PROBLEM STATEMENT:
Only the number is needed: how many lines contain the word "Isolated"?

-------- RECORDS FOR THE EXERCISE --------

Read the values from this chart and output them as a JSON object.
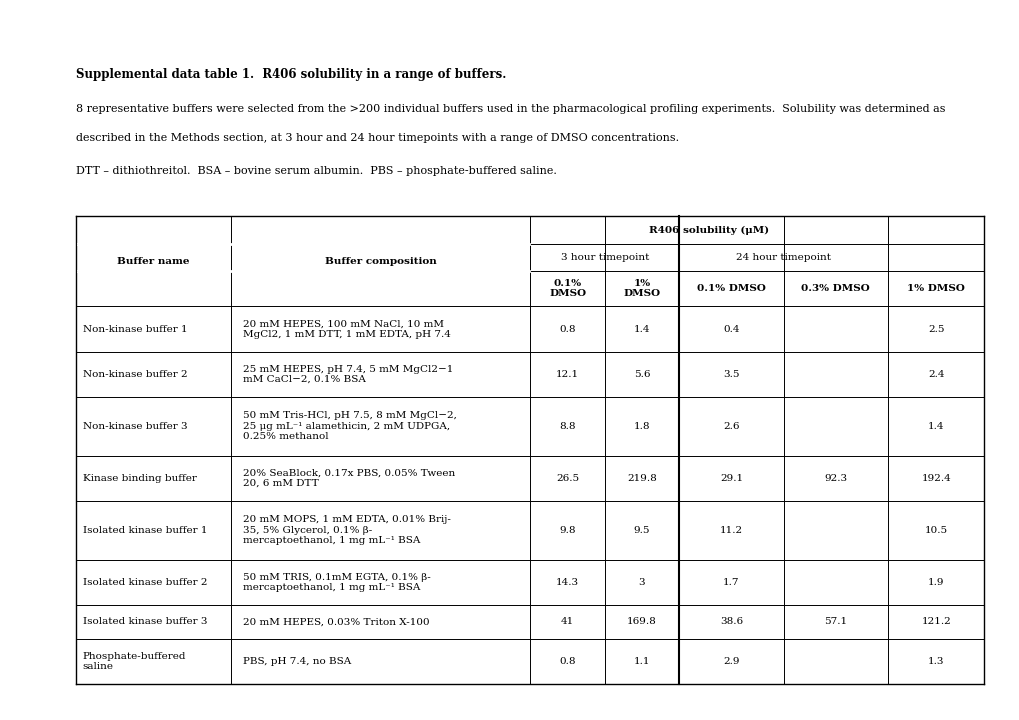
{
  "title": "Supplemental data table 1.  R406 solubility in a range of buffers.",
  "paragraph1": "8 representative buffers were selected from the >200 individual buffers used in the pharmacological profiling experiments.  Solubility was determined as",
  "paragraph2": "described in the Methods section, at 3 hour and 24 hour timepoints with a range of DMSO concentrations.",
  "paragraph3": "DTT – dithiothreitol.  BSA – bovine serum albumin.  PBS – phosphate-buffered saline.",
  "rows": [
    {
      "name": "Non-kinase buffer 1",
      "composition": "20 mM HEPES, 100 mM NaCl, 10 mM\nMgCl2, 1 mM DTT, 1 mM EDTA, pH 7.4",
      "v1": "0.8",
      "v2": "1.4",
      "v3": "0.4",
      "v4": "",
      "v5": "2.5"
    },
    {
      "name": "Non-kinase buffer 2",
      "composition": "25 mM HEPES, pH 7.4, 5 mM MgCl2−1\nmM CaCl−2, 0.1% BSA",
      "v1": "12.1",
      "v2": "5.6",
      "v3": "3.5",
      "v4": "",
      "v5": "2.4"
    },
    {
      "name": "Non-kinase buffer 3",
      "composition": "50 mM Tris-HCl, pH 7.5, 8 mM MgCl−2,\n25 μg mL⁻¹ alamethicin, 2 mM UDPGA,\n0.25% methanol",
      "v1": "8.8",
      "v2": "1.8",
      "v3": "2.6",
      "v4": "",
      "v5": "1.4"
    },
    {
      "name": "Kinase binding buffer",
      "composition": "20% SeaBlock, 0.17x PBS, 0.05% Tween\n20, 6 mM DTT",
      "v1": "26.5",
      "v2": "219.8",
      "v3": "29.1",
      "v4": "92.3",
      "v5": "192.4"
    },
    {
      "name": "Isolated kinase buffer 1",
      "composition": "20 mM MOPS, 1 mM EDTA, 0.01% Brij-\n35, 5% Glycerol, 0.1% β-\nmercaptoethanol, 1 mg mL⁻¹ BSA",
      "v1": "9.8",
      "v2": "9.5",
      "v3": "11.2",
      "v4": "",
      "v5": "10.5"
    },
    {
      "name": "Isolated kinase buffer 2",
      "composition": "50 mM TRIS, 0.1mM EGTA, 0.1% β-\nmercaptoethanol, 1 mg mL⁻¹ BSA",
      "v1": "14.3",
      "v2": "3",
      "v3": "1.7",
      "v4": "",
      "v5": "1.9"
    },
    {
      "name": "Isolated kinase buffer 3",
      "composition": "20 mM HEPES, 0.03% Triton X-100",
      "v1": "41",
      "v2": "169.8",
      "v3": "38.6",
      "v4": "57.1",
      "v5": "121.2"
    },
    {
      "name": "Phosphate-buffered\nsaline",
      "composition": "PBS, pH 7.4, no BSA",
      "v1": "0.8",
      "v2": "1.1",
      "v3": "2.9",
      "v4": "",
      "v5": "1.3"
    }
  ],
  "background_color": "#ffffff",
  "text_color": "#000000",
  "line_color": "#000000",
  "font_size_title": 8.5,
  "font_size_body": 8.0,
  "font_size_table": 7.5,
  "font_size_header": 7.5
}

--------

EXERCISE OUTPUT:
3